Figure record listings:
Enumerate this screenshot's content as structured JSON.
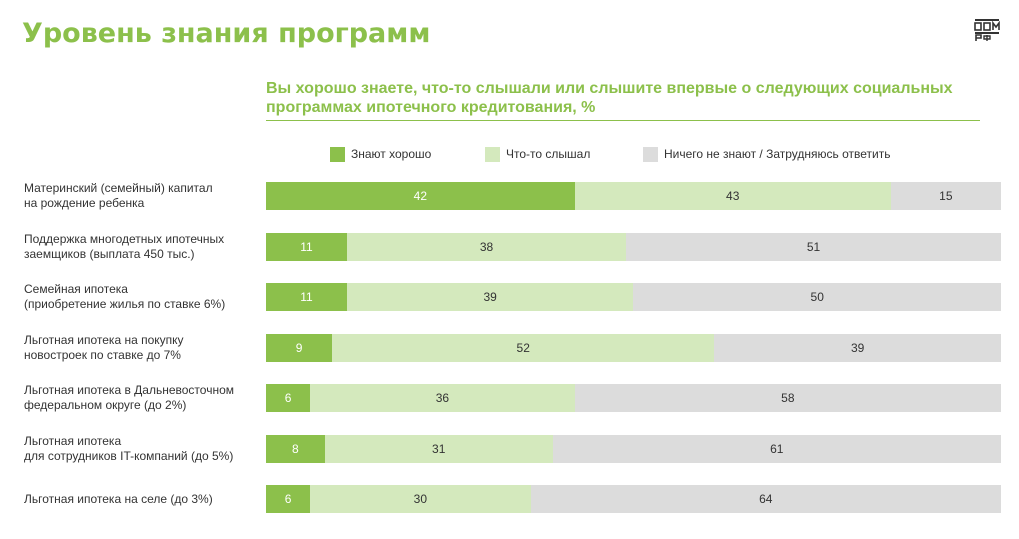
{
  "header": {
    "title": "Уровень знания программ",
    "logo_text_top": "ДОМ",
    "logo_text_bottom": "РФ"
  },
  "colors": {
    "good": "#8cc04b",
    "heard": "#d4e9bd",
    "none": "#dcdcdc",
    "accent": "#8cc04b"
  },
  "chart_data": {
    "type": "bar",
    "orientation": "horizontal",
    "stacked": true,
    "title": "Вы хорошо знаете, что-то слышали или слышите впервые о следующих социальных программах ипотечного кредитования, %",
    "legend_position": "top",
    "categories": [
      [
        "Материнский (семейный) капитал",
        "на рождение ребенка"
      ],
      [
        "Поддержка многодетных ипотечных",
        "заемщиков (выплата 450 тыс.)"
      ],
      [
        "Семейная ипотека",
        "(приобретение жилья по ставке 6%)"
      ],
      [
        "Льготная ипотека на покупку",
        "новостроек по ставке до 7%"
      ],
      [
        "Льготная ипотека в Дальневосточном",
        "федеральном округе (до 2%)"
      ],
      [
        "Льготная ипотека",
        "для сотрудников IT-компаний (до 5%)"
      ],
      [
        "Льготная ипотека на селе (до 3%)"
      ]
    ],
    "series": [
      {
        "name": "Знают хорошо",
        "values": [
          42,
          11,
          11,
          9,
          6,
          8,
          6
        ]
      },
      {
        "name": "Что-то слышал",
        "values": [
          43,
          38,
          39,
          52,
          36,
          31,
          30
        ]
      },
      {
        "name": "Ничего не знают / Затрудняюсь ответить",
        "values": [
          15,
          51,
          50,
          39,
          58,
          61,
          64
        ]
      }
    ]
  }
}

* _Aim of the exercise_:
Find the word "Льготная" in the data and show each line that holds it.

* _Finished exercise_:
        "Льготная ипотека на покупку",
        "Льготная ипотека в Дальневосточном",
        "Льготная ипотека",
        "Льготная ипотека на селе (до 3%)"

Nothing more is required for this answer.